Extracted records
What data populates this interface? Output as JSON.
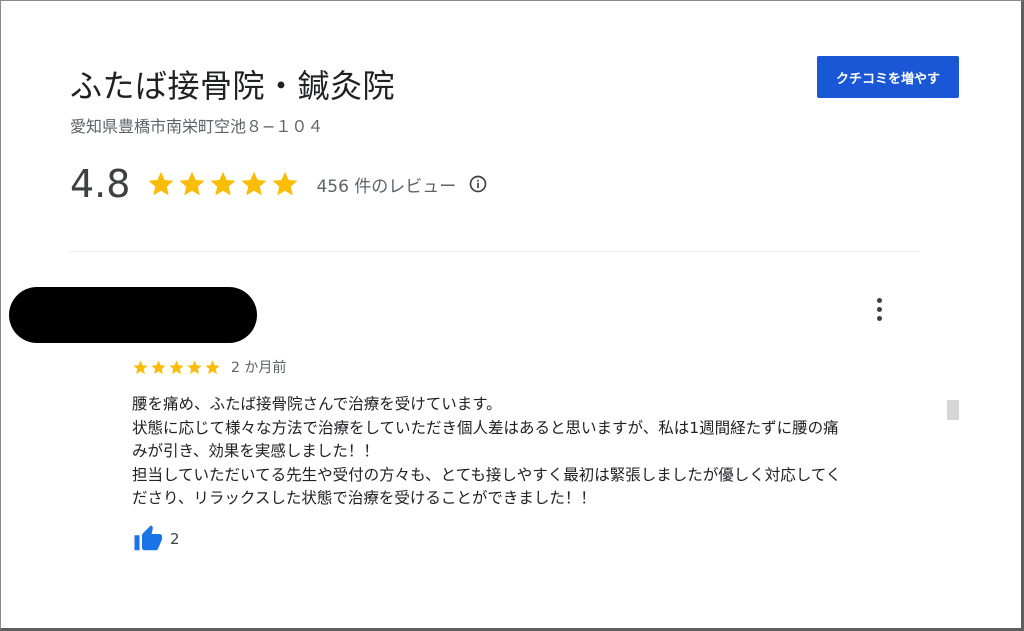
{
  "place": {
    "name": "ふたば接骨院・鍼灸院",
    "address": "愛知県豊橋市南栄町空池８−１０４",
    "rating": "4.8",
    "stars": 5,
    "review_count": "456 件のレビュー"
  },
  "actions": {
    "get_more_reviews_label": "クチコミを増やす"
  },
  "icons": {
    "star": "star-icon",
    "info": "info-icon",
    "more": "more-vert-icon",
    "like": "thumb-up-icon"
  },
  "colors": {
    "star": "#fbbc04",
    "accent": "#1a57d6",
    "like": "#1a73e8"
  },
  "review": {
    "stars": 5,
    "time": "2 か月前",
    "lines": [
      "腰を痛め、ふたば接骨院さんで治療を受けています。",
      "状態に応じて様々な方法で治療をしていただき個人差はあると思いますが、私は1週間経たずに腰の痛",
      "みが引き、効果を実感しました！！",
      "担当していただいてる先生や受付の方々も、とても接しやすく最初は緊張しましたが優しく対応してく",
      "ださり、リラックスした状態で治療を受けることができました！！"
    ],
    "like_count": "2"
  }
}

#### REQUEST:
Without including any pictures, print all of the material exactly as given.

#### OUTPUT FOR THIS EXERCISE:
What data populates this interface? Output as JSON.
{
  "place": {
    "name": "ふたば接骨院・鍼灸院",
    "address": "愛知県豊橋市南栄町空池８−１０４",
    "rating": "4.8",
    "stars": 5,
    "review_count": "456 件のレビュー"
  },
  "actions": {
    "get_more_reviews_label": "クチコミを増やす"
  },
  "icons": {
    "star": "star-icon",
    "info": "info-icon",
    "more": "more-vert-icon",
    "like": "thumb-up-icon"
  },
  "colors": {
    "star": "#fbbc04",
    "accent": "#1a57d6",
    "like": "#1a73e8"
  },
  "review": {
    "stars": 5,
    "time": "2 か月前",
    "lines": [
      "腰を痛め、ふたば接骨院さんで治療を受けています。",
      "状態に応じて様々な方法で治療をしていただき個人差はあると思いますが、私は1週間経たずに腰の痛",
      "みが引き、効果を実感しました！！",
      "担当していただいてる先生や受付の方々も、とても接しやすく最初は緊張しましたが優しく対応してく",
      "ださり、リラックスした状態で治療を受けることができました！！"
    ],
    "like_count": "2"
  }
}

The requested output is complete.